Things to do
• a. Return the passage of the letter excerpt on the allowance for credit losses starting with "Confidential treatment requested" and going on through "C.F.R. § 200.83.", word for word.
• b. Retype these lines from the rows exactly, starting with the line with "billing-ops-row-label: 최근 청구" and going on through the line with "git-branch-icon[interactable] [24,300,48,324]", both of those lines included.

Text excerpt
Confidential treatment requested by First Commonwealth Financial Corporation. [***] indicates material that has been omitted and for which confidential treatment has been requested pursuant to 17 C.F.R. § 200.83.
United States Securities and
Exchange Commission
March 30, 2009
Page 3
Note 1 – Allowance for Credit Losses, page 58
3. | We note your disclosure here and at various other points in the filing that discusses analyses you performed related to the allowance for credit losses in terms of determining the amount of “potential loss” and the “possibility of loss.” This appears inconsistent with your policy disclosed on page 22 that “the allowance represents management’s best estimate of probable losses that are inherent in our existing loan portfolio as of the balance sheet date.” Please revise future filings to reconcile this apparent inconsistency. If true, clearly confirm that your methodologies are applied in such a manner as is reflected in the policy stated in your disclosure on page 22 and referred to above. Additional information is available in Section II.P.1 of the Current Accounting and Disclosure Issues in the Division of Corporation Finance Outline dated November 30, 2006, available on the SEC’s web-site. |
The disclosure on page 22 correctly reflects our Allowance for Credit Losses methodology. In future filings, we will be consistent and use the phrase “probable loss inherent in our existing loan portfolio.”

Records to use

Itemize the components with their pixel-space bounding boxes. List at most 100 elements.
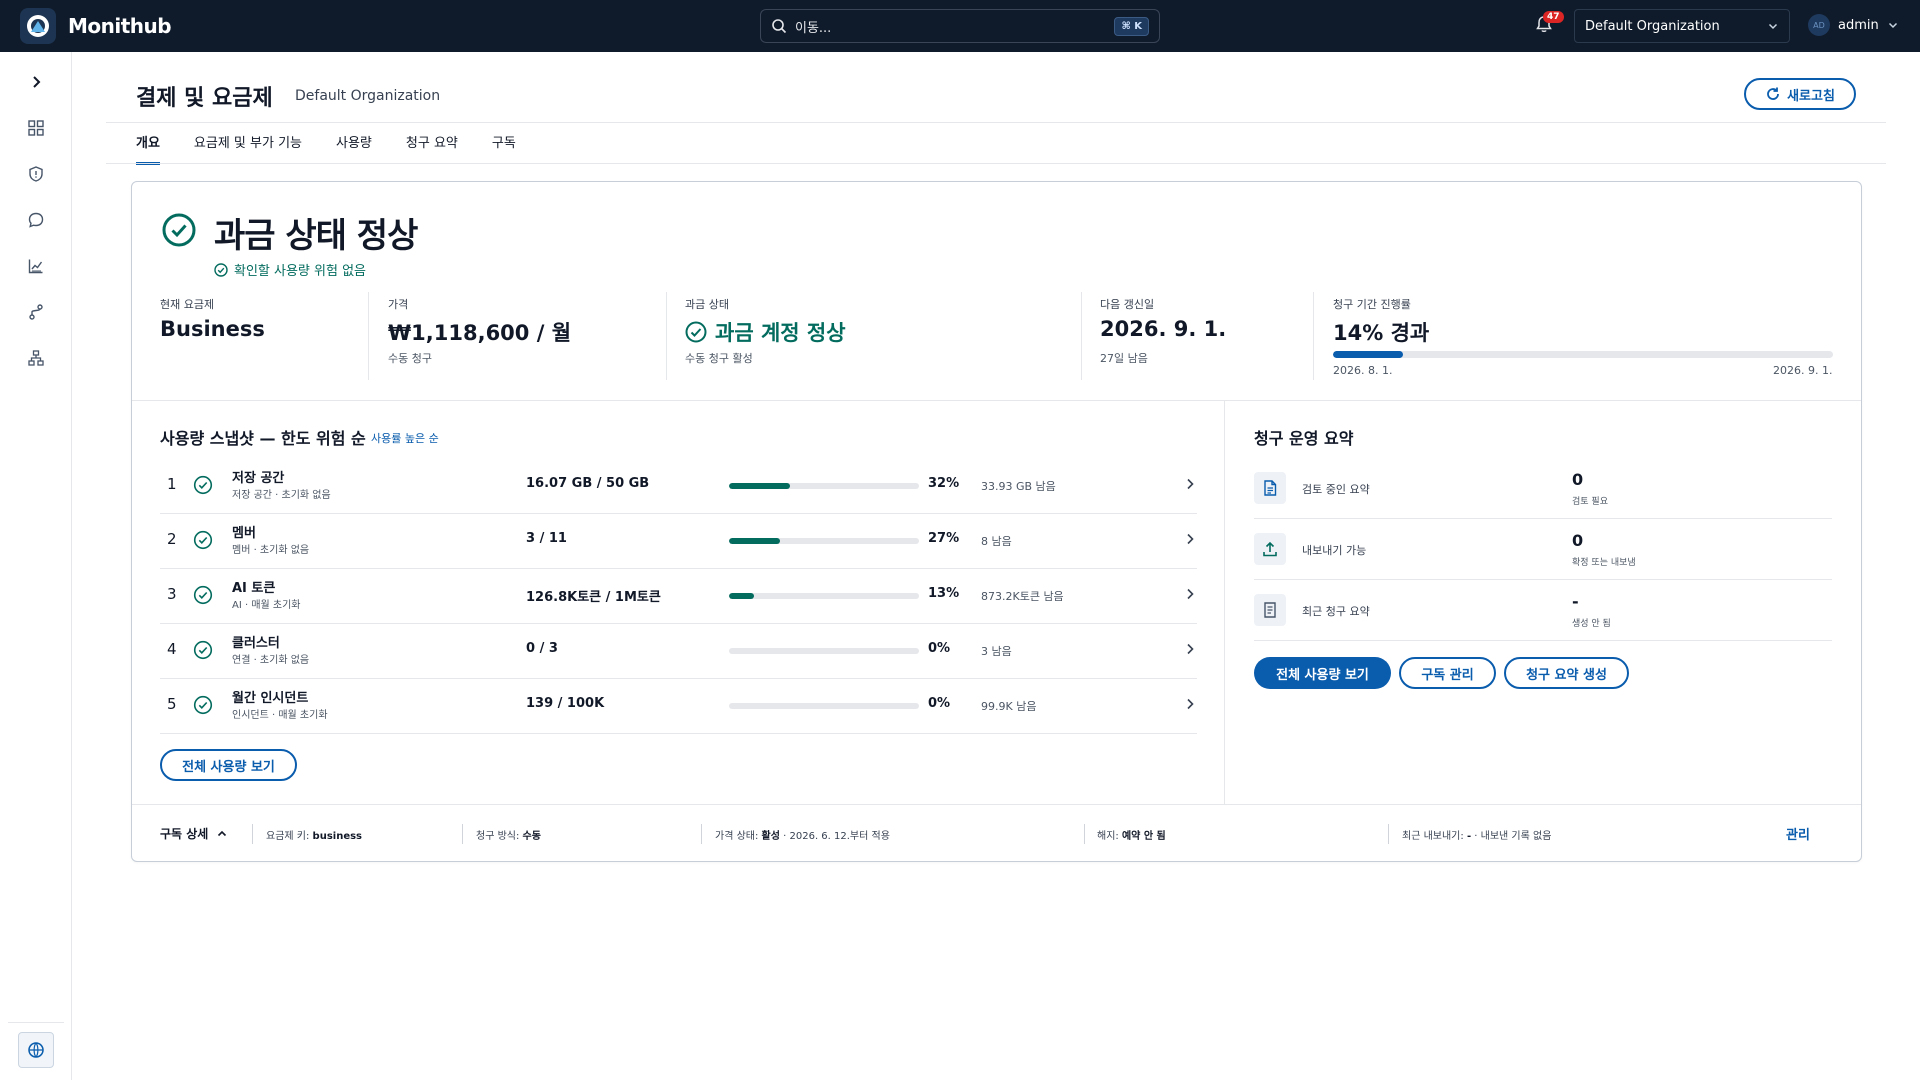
billing-ops-row-label: 최근 청구 요약 [1302,605,1370,618]
footer-divider [1084,824,1085,844]
analytics-chart-icon[interactable] [24,254,48,278]
billing-ops-row[interactable]: 검토 중인 요약 0 검토 필요 [1254,458,1832,519]
usage-percent: 0% [928,641,951,656]
usage-percent: 0% [928,696,951,711]
git-branch-icon[interactable] [24,300,48,324]
cancellation-label: 해지: [1097,831,1119,842]
subscription-details-toggle[interactable]: 구독 상세 [160,825,228,842]
billing-status-title: 과금 상태 정상 [214,216,418,256]
chevron-right-icon[interactable] [1183,476,1197,495]
organization-select[interactable]: Default Organization [1574,9,1790,43]
generate-billing-summary-button[interactable]: 청구 요약 생성 [1504,657,1629,689]
last-export-label: 최근 내보내기: [1402,831,1464,842]
period-end: 2026. 9. 1. [1773,364,1833,377]
usage-progress-bar [729,593,919,599]
usage-name: AI 토큰 [232,581,276,596]
check-circle-icon [193,585,213,609]
page-subtitle: Default Organization [295,88,441,104]
usage-amount: 139 / 100K [526,696,605,711]
renewal-label: 다음 갱신일 [1100,298,1155,311]
billing-method-value: 수동 [522,831,541,842]
usage-row[interactable]: 2 멤버 멤버 · 초기화 없음 3 / 11 27% 8 남음 [160,514,1197,569]
expand-sidebar-icon[interactable] [24,70,48,94]
last-export-value: - [1466,831,1472,842]
usage-progress-bar [729,648,919,654]
price-status-detail: 가격 상태: 활성 · 2026. 6. 12.부터 적용 [715,827,890,842]
kpi-divider [1313,292,1314,380]
usage-row[interactable]: 3 AI 토큰 AI · 매월 초기화 126.8K토큰 / 1M토큰 13% 873.2… [160,569,1197,624]
tab-subscription[interactable]: 구독 [492,132,516,165]
card-divider [132,400,1861,401]
check-circle-icon [685,321,707,343]
brand[interactable]: Monithub [20,8,172,44]
refresh-icon [1767,87,1779,100]
view-all-usage-button[interactable]: 전체 사용량 보기 [160,749,297,781]
view-all-usage-primary-button[interactable]: 전체 사용량 보기 [1254,657,1391,689]
kpi-divider [666,292,667,380]
refresh-button[interactable]: 새로고침 [1744,78,1856,110]
last-export-detail: 최근 내보내기: - · 내보낸 기록 없음 [1402,827,1551,842]
billing-status-subtitle: 확인할 사용량 위험 없음 [214,260,366,279]
chevron-down-icon [1768,23,1778,30]
usage-percent: 32% [928,476,960,491]
billing-ops-row[interactable]: 내보내기 가능 0 확정 또는 내보냄 [1254,519,1832,580]
sidebar [0,52,72,1080]
dashboard-icon[interactable] [24,116,48,140]
last-export-note: · 내보낸 기록 없음 [1474,831,1552,842]
search-input[interactable]: 이동... ⌘ K [760,9,1160,43]
check-circle-icon [162,213,196,251]
usage-row[interactable]: 4 클러스터 연결 · 초기화 없음 0 / 3 0% 3 남음 [160,624,1197,679]
usage-progress-bar [729,483,919,489]
usage-row[interactable]: 5 월간 인시던트 인시던트 · 매월 초기화 139 / 100K 0% 99.9K 남… [160,679,1197,734]
chevron-right-icon[interactable] [1183,641,1197,660]
usage-rank: 4 [167,640,177,658]
manage-subscription-button[interactable]: 구독 관리 [1399,657,1496,689]
tab-bar: 개요 요금제 및 부가 기능 사용량 청구 요약 구독 [136,132,550,165]
top-bar: Monithub 이동... ⌘ K 47 Default Organizati… [0,0,1920,52]
avatar: AD [1808,14,1830,36]
tab-plans-addons[interactable]: 요금제 및 부가 기능 [194,132,302,165]
footer-divider [1388,824,1389,844]
receipt-icon [1254,594,1286,626]
usage-rank: 3 [167,585,177,603]
usage-progress-fill [729,538,781,544]
billing-ops-row-value: 0 [1572,531,1584,550]
usage-amount: 3 / 11 [526,531,567,546]
tab-overview[interactable]: 개요 [136,132,160,165]
footer-divider [462,824,463,844]
workspace-switch-button[interactable] [18,1032,54,1068]
price-status-value: 활성 [761,831,780,842]
plan-value: Business [160,317,265,341]
plan-key-detail: 요금제 키: business [266,827,362,842]
usage-name: 월간 인시던트 [232,691,309,706]
renewal-value: 2026. 9. 1. [1100,317,1227,341]
billing-status-subtitle-text: 확인할 사용량 위험 없음 [234,264,366,279]
tab-billing-summary[interactable]: 청구 요약 [406,132,458,165]
section-divider [1224,401,1225,804]
billing-ops-row[interactable]: 최근 청구 요약 - 생성 안 됨 [1254,580,1832,641]
chevron-right-icon[interactable] [1183,586,1197,605]
shield-icon[interactable] [24,162,48,186]
billing-ops-row-value: - [1572,592,1579,611]
chat-icon[interactable] [24,208,48,232]
usage-rank: 2 [167,530,177,548]
hierarchy-icon[interactable] [24,346,48,370]
usage-sort-link[interactable]: 사용률 높은 순 [371,430,439,446]
cancellation-value: 예약 안 됨 [1121,831,1166,842]
usage-rank: 1 [167,475,177,493]
page-title: 결제 및 요금제 [136,86,273,111]
manage-subscription-link[interactable]: 관리 [1786,824,1810,843]
usage-remaining: 8 남음 [981,535,1012,548]
user-menu[interactable]: AD admin [1808,14,1899,36]
usage-progress-fill [729,483,790,489]
chevron-right-icon[interactable] [1183,531,1197,550]
tab-usage[interactable]: 사용량 [336,132,372,165]
chevron-right-icon[interactable] [1183,696,1197,715]
card-footer-divider [132,804,1861,805]
tabs-divider [106,163,1886,164]
usage-name: 클러스터 [232,636,280,651]
usage-row[interactable]: 1 저장 공간 저장 공간 · 초기화 없음 16.07 GB / 50 GB 32% 3… [160,459,1197,514]
period-value: 14% 경과 [1333,321,1430,345]
check-circle-icon [193,695,213,719]
renewal-note: 27일 남음 [1100,352,1148,365]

Results of the exercise
• a.
Confidential treatment requested by First Commonwealth Financial Corporation. [***] indicates material that has been omitted and for which confidential treatment has been requested pursuant to 17 C.F.R. § 200.83.

• b.
billing-ops-row-label: 최근 청구 요약 [1302,605,1370,618]
footer-divider [1084,824,1085,844]
analytics-chart-icon[interactable] [24,254,48,278]
billing-ops-row[interactable]: 검토 중인 요약 0 검토 필요 [1254,458,1832,519]
usage-percent: 0% [928,641,951,656]
usage-percent: 0% [928,696,951,711]
git-branch-icon[interactable] [24,300,48,324]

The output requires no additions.